Figure record listings
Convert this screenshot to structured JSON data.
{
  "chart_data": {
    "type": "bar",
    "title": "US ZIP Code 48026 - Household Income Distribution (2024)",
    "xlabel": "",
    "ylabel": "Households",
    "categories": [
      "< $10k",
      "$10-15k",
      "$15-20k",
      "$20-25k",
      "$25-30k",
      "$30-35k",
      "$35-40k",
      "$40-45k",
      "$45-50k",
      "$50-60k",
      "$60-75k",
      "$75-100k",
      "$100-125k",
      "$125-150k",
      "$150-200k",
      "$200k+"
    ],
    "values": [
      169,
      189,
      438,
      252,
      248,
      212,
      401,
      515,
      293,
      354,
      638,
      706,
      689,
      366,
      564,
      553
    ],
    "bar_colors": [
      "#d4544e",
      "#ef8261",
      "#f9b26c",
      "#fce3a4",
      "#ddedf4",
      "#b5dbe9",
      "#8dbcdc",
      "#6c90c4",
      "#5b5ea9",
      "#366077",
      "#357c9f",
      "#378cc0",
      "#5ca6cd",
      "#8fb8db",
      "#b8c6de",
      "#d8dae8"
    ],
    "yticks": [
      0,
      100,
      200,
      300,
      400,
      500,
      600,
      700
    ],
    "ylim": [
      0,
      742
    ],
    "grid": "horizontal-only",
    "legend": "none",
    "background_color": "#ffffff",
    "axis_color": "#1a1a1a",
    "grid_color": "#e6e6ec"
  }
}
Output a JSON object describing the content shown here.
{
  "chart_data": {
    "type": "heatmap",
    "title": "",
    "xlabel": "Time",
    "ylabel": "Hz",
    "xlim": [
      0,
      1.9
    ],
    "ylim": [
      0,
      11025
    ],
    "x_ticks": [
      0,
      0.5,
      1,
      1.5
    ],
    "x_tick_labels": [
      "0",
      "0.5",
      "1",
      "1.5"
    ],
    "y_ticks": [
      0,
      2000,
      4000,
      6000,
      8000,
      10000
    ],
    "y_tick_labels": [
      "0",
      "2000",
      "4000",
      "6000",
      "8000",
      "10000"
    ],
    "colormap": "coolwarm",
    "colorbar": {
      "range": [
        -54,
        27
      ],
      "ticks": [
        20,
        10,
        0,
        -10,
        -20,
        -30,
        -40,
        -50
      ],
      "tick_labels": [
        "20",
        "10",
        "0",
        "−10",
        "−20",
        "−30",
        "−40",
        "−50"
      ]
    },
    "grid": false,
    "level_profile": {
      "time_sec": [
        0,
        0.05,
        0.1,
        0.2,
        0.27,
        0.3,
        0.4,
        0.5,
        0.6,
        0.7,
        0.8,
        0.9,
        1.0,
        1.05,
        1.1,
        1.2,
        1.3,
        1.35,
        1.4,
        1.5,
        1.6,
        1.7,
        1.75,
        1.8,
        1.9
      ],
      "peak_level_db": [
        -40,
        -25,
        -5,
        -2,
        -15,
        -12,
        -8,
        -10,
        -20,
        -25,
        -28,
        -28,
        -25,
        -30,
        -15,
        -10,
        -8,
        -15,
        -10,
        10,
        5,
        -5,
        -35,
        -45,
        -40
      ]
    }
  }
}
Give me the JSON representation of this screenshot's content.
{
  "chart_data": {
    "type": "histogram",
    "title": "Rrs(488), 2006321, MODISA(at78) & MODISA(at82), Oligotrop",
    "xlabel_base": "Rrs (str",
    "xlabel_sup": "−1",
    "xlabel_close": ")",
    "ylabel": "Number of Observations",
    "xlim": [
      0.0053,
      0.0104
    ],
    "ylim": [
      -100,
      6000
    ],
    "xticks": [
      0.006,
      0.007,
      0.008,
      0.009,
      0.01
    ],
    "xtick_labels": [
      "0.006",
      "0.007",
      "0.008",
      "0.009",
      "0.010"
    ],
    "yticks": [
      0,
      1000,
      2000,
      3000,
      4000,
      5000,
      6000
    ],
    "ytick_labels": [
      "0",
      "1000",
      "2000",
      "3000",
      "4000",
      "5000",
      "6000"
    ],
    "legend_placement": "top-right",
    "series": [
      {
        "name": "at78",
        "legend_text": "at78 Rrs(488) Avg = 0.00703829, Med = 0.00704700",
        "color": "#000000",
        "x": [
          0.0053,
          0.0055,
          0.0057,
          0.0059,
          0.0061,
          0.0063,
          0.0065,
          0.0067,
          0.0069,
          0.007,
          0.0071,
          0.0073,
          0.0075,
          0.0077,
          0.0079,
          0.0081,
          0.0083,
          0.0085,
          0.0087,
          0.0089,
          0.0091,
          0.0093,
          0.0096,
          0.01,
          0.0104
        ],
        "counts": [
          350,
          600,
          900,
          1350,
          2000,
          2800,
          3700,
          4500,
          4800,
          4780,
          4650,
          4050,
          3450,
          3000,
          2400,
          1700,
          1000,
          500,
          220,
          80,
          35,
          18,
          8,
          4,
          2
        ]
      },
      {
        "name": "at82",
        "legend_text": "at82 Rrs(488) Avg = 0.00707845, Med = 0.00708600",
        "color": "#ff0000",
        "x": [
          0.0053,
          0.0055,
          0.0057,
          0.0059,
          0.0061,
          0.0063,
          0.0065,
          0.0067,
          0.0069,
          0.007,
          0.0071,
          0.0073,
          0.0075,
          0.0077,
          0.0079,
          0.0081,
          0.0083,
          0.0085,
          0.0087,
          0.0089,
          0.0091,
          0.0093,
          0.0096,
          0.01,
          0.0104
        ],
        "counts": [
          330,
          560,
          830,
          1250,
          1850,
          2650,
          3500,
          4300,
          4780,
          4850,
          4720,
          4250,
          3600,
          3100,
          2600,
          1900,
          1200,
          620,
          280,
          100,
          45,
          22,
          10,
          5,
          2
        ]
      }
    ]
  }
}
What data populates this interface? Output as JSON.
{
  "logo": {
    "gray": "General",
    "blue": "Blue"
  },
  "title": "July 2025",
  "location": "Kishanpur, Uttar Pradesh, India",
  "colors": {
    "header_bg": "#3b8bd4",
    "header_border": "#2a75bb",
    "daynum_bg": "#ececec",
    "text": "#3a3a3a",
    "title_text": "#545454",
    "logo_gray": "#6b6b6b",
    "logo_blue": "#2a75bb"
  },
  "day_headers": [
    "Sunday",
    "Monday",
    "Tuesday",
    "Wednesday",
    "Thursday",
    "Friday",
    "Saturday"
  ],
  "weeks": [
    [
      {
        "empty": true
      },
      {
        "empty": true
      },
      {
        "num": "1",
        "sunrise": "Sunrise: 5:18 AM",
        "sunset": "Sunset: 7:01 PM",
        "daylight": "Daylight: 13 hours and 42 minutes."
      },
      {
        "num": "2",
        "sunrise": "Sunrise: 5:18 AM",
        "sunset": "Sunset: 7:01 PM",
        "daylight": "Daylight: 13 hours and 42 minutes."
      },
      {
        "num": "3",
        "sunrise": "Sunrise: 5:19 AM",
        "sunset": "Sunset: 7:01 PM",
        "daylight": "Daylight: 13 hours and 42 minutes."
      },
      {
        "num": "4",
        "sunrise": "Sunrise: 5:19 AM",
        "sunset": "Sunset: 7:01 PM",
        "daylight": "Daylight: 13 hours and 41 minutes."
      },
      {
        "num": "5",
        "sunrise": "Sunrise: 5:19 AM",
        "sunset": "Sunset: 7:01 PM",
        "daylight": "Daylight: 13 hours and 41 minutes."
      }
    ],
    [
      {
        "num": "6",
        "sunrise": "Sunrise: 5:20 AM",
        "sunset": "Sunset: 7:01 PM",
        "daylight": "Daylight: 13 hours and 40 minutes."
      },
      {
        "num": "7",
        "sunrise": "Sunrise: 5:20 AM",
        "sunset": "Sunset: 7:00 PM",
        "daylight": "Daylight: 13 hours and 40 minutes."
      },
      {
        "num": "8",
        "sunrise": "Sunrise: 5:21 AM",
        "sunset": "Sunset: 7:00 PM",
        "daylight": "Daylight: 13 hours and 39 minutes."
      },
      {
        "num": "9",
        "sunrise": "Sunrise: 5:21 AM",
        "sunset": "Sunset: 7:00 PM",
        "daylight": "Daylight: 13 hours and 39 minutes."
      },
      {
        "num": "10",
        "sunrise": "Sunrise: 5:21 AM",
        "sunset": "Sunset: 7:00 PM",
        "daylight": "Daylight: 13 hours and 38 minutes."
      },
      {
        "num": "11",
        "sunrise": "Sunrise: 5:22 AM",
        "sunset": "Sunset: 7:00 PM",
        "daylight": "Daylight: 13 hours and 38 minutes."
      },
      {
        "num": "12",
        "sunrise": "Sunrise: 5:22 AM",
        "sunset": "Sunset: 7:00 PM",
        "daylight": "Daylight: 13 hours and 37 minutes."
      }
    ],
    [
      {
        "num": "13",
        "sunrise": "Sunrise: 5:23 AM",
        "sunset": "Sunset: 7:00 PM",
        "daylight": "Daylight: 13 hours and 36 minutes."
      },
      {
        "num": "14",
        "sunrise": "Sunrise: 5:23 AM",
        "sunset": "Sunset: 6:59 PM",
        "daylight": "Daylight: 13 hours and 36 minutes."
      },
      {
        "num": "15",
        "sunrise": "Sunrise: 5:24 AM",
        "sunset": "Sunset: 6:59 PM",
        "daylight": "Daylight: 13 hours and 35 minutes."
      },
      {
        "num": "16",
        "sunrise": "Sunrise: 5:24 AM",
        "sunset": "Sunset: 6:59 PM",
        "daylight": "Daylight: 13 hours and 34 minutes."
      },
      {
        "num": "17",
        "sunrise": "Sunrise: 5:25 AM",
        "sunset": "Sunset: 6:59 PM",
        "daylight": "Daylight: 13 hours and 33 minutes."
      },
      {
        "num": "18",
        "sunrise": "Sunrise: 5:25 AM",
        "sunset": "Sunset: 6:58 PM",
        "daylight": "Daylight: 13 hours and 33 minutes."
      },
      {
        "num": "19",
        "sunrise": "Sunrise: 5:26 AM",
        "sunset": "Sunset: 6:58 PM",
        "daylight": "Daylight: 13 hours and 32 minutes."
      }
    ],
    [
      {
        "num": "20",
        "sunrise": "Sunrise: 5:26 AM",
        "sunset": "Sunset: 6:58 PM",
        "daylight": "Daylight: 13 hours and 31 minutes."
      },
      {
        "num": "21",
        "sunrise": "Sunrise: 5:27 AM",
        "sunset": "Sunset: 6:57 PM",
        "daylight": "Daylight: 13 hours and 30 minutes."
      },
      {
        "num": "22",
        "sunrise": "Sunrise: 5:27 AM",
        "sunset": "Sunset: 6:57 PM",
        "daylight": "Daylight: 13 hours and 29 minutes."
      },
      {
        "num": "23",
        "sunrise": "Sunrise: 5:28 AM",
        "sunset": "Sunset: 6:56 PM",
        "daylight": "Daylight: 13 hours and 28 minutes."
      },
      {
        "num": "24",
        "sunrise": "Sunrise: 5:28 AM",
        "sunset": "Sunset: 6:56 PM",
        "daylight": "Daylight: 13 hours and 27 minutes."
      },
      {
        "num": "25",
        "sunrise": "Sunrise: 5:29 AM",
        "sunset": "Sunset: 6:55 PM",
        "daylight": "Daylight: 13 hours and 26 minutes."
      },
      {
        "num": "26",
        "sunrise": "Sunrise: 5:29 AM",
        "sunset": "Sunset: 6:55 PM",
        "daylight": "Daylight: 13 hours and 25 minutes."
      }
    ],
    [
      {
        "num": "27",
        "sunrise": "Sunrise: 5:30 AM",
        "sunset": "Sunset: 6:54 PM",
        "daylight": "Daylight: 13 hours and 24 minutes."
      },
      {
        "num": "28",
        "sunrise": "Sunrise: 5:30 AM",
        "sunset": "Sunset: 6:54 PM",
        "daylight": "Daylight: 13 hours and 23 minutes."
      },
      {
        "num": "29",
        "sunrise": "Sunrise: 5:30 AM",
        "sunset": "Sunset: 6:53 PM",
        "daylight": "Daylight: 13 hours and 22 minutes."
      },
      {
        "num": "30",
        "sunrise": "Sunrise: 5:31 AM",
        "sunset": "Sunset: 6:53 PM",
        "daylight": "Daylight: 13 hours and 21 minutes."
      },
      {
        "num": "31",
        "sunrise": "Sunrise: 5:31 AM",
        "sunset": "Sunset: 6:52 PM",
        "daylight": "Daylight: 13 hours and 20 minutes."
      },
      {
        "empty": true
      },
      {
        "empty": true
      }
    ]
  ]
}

**Aim of the task**. Pick out the lines containing the word "JSON" and show them.

**Written solution**.
Convert this screenshot to structured JSON data.
Output a JSON object describing the content shown here.
Give me the JSON representation of this screenshot's content.
What data populates this interface? Output as JSON.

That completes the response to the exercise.